Stored data entries
----------

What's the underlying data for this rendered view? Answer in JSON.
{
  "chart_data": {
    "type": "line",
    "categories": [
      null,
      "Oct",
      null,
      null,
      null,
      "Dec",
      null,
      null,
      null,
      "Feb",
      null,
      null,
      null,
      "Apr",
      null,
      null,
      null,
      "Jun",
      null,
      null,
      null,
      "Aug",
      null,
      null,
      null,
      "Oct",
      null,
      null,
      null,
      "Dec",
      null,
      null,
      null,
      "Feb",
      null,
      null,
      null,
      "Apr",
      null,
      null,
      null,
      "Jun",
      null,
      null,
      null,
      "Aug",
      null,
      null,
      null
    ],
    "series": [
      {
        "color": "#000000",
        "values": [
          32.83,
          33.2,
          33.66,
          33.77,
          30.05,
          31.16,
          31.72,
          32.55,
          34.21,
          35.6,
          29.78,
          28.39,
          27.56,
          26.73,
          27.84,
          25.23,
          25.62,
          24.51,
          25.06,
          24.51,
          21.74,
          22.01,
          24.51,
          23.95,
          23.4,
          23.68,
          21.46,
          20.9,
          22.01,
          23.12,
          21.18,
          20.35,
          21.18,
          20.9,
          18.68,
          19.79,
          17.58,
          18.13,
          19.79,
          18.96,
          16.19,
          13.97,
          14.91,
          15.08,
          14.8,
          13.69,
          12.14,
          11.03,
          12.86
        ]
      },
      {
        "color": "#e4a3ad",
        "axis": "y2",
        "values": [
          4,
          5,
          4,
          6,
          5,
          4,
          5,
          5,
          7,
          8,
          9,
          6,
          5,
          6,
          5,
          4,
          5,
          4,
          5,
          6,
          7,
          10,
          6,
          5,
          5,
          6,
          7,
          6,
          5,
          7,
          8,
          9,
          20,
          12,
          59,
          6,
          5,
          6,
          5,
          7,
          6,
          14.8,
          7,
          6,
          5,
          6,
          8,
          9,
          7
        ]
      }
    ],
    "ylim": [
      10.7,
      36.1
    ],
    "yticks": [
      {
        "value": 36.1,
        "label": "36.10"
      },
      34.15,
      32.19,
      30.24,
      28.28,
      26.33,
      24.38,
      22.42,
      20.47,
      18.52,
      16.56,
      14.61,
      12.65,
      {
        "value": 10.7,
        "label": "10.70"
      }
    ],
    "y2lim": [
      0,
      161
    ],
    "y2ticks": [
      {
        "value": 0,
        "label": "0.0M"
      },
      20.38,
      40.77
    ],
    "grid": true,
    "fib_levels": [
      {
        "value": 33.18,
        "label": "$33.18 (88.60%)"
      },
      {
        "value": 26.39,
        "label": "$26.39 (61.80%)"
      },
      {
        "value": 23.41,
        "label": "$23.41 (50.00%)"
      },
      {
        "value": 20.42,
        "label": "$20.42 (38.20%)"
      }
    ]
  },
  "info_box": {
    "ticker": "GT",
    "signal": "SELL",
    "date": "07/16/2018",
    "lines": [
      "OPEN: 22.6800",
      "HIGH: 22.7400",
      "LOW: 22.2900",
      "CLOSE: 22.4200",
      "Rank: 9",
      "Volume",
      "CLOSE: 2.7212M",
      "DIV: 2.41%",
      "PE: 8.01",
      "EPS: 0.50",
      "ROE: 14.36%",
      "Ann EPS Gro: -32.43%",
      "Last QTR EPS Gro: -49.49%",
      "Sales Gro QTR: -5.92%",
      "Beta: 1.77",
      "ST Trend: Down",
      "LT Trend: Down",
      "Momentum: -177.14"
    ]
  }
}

----------

* WHAT IS BEING ASKED
Show the lines where the word "label" appears in the entries.

* RESULT BELOW
        "label": "36.10"
        "label": "10.70"
        "label": "0.0M"
        "label": "$33.18 (88.60%)"
        "label": "$26.39 (61.80%)"
        "label": "$23.41 (50.00%)"
        "label": "$20.42 (38.20%)"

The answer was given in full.